_TASK INPUTS_:
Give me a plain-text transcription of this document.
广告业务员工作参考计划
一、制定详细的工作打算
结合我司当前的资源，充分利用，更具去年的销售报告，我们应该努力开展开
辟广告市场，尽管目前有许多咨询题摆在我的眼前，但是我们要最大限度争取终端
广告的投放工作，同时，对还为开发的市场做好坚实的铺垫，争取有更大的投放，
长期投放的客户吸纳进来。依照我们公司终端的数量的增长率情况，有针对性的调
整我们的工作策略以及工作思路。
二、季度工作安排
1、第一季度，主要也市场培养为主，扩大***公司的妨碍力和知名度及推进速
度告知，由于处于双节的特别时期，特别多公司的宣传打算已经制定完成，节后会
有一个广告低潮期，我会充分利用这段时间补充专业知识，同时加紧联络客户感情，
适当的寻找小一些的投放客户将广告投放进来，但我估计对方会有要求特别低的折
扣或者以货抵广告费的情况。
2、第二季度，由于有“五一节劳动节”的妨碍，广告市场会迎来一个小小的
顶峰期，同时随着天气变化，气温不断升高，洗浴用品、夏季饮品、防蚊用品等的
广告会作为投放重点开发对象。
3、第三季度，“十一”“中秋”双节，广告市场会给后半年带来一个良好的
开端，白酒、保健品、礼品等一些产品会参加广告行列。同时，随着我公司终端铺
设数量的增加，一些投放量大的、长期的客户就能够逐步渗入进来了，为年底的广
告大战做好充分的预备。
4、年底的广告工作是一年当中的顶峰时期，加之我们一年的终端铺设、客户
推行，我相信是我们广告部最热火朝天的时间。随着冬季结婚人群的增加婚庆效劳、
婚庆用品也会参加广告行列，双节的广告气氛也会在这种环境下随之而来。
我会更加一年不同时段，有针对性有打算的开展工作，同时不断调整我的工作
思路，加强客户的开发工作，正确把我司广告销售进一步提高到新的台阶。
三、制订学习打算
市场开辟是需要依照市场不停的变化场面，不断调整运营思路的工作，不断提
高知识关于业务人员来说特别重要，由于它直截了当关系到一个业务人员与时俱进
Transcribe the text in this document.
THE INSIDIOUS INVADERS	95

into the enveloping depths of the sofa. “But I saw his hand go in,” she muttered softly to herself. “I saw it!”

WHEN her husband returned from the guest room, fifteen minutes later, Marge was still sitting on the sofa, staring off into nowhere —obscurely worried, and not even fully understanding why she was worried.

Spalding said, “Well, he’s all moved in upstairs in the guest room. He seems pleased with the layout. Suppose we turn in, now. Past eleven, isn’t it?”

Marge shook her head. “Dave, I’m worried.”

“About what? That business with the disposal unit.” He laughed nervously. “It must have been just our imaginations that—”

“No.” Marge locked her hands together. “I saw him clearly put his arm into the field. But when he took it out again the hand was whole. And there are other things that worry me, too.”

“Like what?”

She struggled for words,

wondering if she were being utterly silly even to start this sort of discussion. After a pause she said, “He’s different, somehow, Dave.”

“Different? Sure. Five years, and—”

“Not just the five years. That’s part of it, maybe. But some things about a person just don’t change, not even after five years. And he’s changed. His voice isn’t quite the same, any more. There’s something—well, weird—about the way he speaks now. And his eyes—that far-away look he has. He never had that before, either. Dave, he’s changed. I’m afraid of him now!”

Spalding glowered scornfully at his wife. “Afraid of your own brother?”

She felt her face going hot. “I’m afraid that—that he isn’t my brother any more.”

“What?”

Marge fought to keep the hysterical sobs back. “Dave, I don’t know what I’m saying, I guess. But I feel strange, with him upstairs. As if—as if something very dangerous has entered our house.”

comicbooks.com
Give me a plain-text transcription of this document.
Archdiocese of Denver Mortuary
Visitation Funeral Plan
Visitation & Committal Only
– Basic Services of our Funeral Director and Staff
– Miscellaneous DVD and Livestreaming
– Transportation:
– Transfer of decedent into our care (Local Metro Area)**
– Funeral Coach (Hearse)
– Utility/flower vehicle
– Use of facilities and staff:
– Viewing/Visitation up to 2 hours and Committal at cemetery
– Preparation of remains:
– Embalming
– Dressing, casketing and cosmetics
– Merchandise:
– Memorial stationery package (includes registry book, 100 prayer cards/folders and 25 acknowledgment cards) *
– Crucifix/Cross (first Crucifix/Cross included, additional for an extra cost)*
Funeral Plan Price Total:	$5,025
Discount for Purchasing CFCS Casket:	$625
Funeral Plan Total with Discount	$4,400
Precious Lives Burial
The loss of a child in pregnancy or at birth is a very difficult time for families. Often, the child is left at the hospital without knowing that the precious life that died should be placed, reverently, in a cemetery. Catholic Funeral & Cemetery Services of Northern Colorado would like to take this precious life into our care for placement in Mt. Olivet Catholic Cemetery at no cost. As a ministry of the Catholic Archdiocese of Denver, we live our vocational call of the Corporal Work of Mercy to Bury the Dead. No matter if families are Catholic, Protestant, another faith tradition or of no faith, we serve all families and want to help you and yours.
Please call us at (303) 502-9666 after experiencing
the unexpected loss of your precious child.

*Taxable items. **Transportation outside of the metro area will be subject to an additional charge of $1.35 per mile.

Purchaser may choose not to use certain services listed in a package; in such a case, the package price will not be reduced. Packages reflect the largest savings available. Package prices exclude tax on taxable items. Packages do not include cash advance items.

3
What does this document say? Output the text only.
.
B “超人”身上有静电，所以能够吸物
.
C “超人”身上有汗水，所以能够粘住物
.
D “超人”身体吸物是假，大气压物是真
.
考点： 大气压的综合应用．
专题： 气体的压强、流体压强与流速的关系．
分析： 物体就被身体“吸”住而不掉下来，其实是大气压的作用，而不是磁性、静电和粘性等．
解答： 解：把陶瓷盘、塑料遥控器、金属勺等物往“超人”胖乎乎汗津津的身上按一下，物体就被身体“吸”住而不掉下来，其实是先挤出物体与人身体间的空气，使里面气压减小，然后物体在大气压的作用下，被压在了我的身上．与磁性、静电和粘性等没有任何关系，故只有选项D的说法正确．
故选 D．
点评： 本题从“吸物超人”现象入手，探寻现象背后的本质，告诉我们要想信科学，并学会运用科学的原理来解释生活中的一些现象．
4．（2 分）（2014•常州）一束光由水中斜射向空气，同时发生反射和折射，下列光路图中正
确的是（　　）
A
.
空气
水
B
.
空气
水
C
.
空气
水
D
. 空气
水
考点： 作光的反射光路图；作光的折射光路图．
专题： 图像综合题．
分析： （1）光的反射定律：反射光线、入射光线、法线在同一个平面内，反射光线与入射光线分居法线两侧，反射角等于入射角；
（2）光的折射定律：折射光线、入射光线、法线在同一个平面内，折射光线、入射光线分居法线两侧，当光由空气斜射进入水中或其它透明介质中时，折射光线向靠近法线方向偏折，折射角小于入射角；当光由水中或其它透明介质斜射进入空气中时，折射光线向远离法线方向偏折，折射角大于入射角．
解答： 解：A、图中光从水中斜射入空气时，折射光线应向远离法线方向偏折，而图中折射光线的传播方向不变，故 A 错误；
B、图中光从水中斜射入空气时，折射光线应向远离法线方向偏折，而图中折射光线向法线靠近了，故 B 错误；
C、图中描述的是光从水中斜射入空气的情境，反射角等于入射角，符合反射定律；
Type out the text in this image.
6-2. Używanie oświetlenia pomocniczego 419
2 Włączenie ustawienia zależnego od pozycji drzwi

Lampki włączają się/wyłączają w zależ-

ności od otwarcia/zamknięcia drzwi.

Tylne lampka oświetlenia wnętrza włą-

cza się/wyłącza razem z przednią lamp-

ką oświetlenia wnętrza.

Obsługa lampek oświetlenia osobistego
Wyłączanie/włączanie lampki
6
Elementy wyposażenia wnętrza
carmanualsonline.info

_PROBLEM TO SOLVE_:
Write out the whole listing again, exactly as it stands.

_TASK SOLUTION_:
Give me a plain-text transcription of this document.
广告业务员工作参考计划
一、制定详细的工作打算
结合我司当前的资源，充分利用，更具去年的销售报告，我们应该努力开展开
辟广告市场，尽管目前有许多咨询题摆在我的眼前，但是我们要最大限度争取终端
广告的投放工作，同时，对还为开发的市场做好坚实的铺垫，争取有更大的投放，
长期投放的客户吸纳进来。依照我们公司终端的数量的增长率情况，有针对性的调
整我们的工作策略以及工作思路。
二、季度工作安排
1、第一季度，主要也市场培养为主，扩大***公司的妨碍力和知名度及推进速
度告知，由于处于双节的特别时期，特别多公司的宣传打算已经制定完成，节后会
有一个广告低潮期，我会充分利用这段时间补充专业知识，同时加紧联络客户感情，
适当的寻找小一些的投放客户将广告投放进来，但我估计对方会有要求特别低的折
扣或者以货抵广告费的情况。
2、第二季度，由于有“五一节劳动节”的妨碍，广告市场会迎来一个小小的
顶峰期，同时随着天气变化，气温不断升高，洗浴用品、夏季饮品、防蚊用品等的
广告会作为投放重点开发对象。
3、第三季度，“十一”“中秋”双节，广告市场会给后半年带来一个良好的
开端，白酒、保健品、礼品等一些产品会参加广告行列。同时，随着我公司终端铺
设数量的增加，一些投放量大的、长期的客户就能够逐步渗入进来了，为年底的广
告大战做好充分的预备。
4、年底的广告工作是一年当中的顶峰时期，加之我们一年的终端铺设、客户
推行，我相信是我们广告部最热火朝天的时间。随着冬季结婚人群的增加婚庆效劳、
婚庆用品也会参加广告行列，双节的广告气氛也会在这种环境下随之而来。
我会更加一年不同时段，有针对性有打算的开展工作，同时不断调整我的工作
思路，加强客户的开发工作，正确把我司广告销售进一步提高到新的台阶。
三、制订学习打算
市场开辟是需要依照市场不停的变化场面，不断调整运营思路的工作，不断提
高知识关于业务人员来说特别重要，由于它直截了当关系到一个业务人员与时俱进
Transcribe the text in this document.
THE INSIDIOUS INVADERS	95

into the enveloping depths of the sofa. “But I saw his hand go in,” she muttered softly to herself. “I saw it!”

WHEN her husband returned from the guest room, fifteen minutes later, Marge was still sitting on the sofa, staring off into nowhere —obscurely worried, and not even fully understanding why she was worried.

Spalding said, “Well, he’s all moved in upstairs in the guest room. He seems pleased with the layout. Suppose we turn in, now. Past eleven, isn’t it?”

Marge shook her head. “Dave, I’m worried.”

“About what? That business with the disposal unit.” He laughed nervously. “It must have been just our imaginations that—”

“No.” Marge locked her hands together. “I saw him clearly put his arm into the field. But when he took it out again the hand was whole. And there are other things that worry me, too.”

“Like what?”

She struggled for words,

wondering if she were being utterly silly even to start this sort of discussion. After a pause she said, “He’s different, somehow, Dave.”

“Different? Sure. Five years, and—”

“Not just the five years. That’s part of it, maybe. But some things about a person just don’t change, not even after five years. And he’s changed. His voice isn’t quite the same, any more. There’s something—well, weird—about the way he speaks now. And his eyes—that far-away look he has. He never had that before, either. Dave, he’s changed. I’m afraid of him now!”

Spalding glowered scornfully at his wife. “Afraid of your own brother?”

She felt her face going hot. “I’m afraid that—that he isn’t my brother any more.”

“What?”

Marge fought to keep the hysterical sobs back. “Dave, I don’t know what I’m saying, I guess. But I feel strange, with him upstairs. As if—as if something very dangerous has entered our house.”

comicbooks.com
Give me a plain-text transcription of this document.
Archdiocese of Denver Mortuary
Visitation Funeral Plan
Visitation & Committal Only
– Basic Services of our Funeral Director and Staff
– Miscellaneous DVD and Livestreaming
– Transportation:
– Transfer of decedent into our care (Local Metro Area)**
– Funeral Coach (Hearse)
– Utility/flower vehicle
– Use of facilities and staff:
– Viewing/Visitation up to 2 hours and Committal at cemetery
– Preparation of remains:
– Embalming
– Dressing, casketing and cosmetics
– Merchandise:
– Memorial stationery package (includes registry book, 100 prayer cards/folders and 25 acknowledgment cards) *
– Crucifix/Cross (first Crucifix/Cross included, additional for an extra cost)*
Funeral Plan Price Total:	$5,025
Discount for Purchasing CFCS Casket:	$625
Funeral Plan Total with Discount	$4,400
Precious Lives Burial
The loss of a child in pregnancy or at birth is a very difficult time for families. Often, the child is left at the hospital without knowing that the precious life that died should be placed, reverently, in a cemetery. Catholic Funeral & Cemetery Services of Northern Colorado would like to take this precious life into our care for placement in Mt. Olivet Catholic Cemetery at no cost. As a ministry of the Catholic Archdiocese of Denver, we live our vocational call of the Corporal Work of Mercy to Bury the Dead. No matter if families are Catholic, Protestant, another faith tradition or of no faith, we serve all families and want to help you and yours.
Please call us at (303) 502-9666 after experiencing
the unexpected loss of your precious child.

*Taxable items. **Transportation outside of the metro area will be subject to an additional charge of $1.35 per mile.

Purchaser may choose not to use certain services listed in a package; in such a case, the package price will not be reduced. Packages reflect the largest savings available. Package prices exclude tax on taxable items. Packages do not include cash advance items.

3
What does this document say? Output the text only.
.
B “超人”身上有静电，所以能够吸物
.
C “超人”身上有汗水，所以能够粘住物
.
D “超人”身体吸物是假，大气压物是真
.
考点： 大气压的综合应用．
专题： 气体的压强、流体压强与流速的关系．
分析： 物体就被身体“吸”住而不掉下来，其实是大气压的作用，而不是磁性、静电和粘性等．
解答： 解：把陶瓷盘、塑料遥控器、金属勺等物往“超人”胖乎乎汗津津的身上按一下，物体就被身体“吸”住而不掉下来，其实是先挤出物体与人身体间的空气，使里面气压减小，然后物体在大气压的作用下，被压在了我的身上．与磁性、静电和粘性等没有任何关系，故只有选项D的说法正确．
故选 D．
点评： 本题从“吸物超人”现象入手，探寻现象背后的本质，告诉我们要想信科学，并学会运用科学的原理来解释生活中的一些现象．
4．（2 分）（2014•常州）一束光由水中斜射向空气，同时发生反射和折射，下列光路图中正
确的是（　　）
A
.
空气
水
B
.
空气
水
C
.
空气
水
D
. 空气
水
考点： 作光的反射光路图；作光的折射光路图．
专题： 图像综合题．
分析： （1）光的反射定律：反射光线、入射光线、法线在同一个平面内，反射光线与入射光线分居法线两侧，反射角等于入射角；
（2）光的折射定律：折射光线、入射光线、法线在同一个平面内，折射光线、入射光线分居法线两侧，当光由空气斜射进入水中或其它透明介质中时，折射光线向靠近法线方向偏折，折射角小于入射角；当光由水中或其它透明介质斜射进入空气中时，折射光线向远离法线方向偏折，折射角大于入射角．
解答： 解：A、图中光从水中斜射入空气时，折射光线应向远离法线方向偏折，而图中折射光线的传播方向不变，故 A 错误；
B、图中光从水中斜射入空气时，折射光线应向远离法线方向偏折，而图中折射光线向法线靠近了，故 B 错误；
C、图中描述的是光从水中斜射入空气的情境，反射角等于入射角，符合反射定律；
Type out the text in this image.
6-2. Używanie oświetlenia pomocniczego 419
2 Włączenie ustawienia zależnego od pozycji drzwi

Lampki włączają się/wyłączają w zależ-

ności od otwarcia/zamknięcia drzwi.

Tylne lampka oświetlenia wnętrza włą-

cza się/wyłącza razem z przednią lamp-

ką oświetlenia wnętrza.

Obsługa lampek oświetlenia osobistego
Wyłączanie/włączanie lampki
6
Elementy wyposażenia wnętrza
carmanualsonline.info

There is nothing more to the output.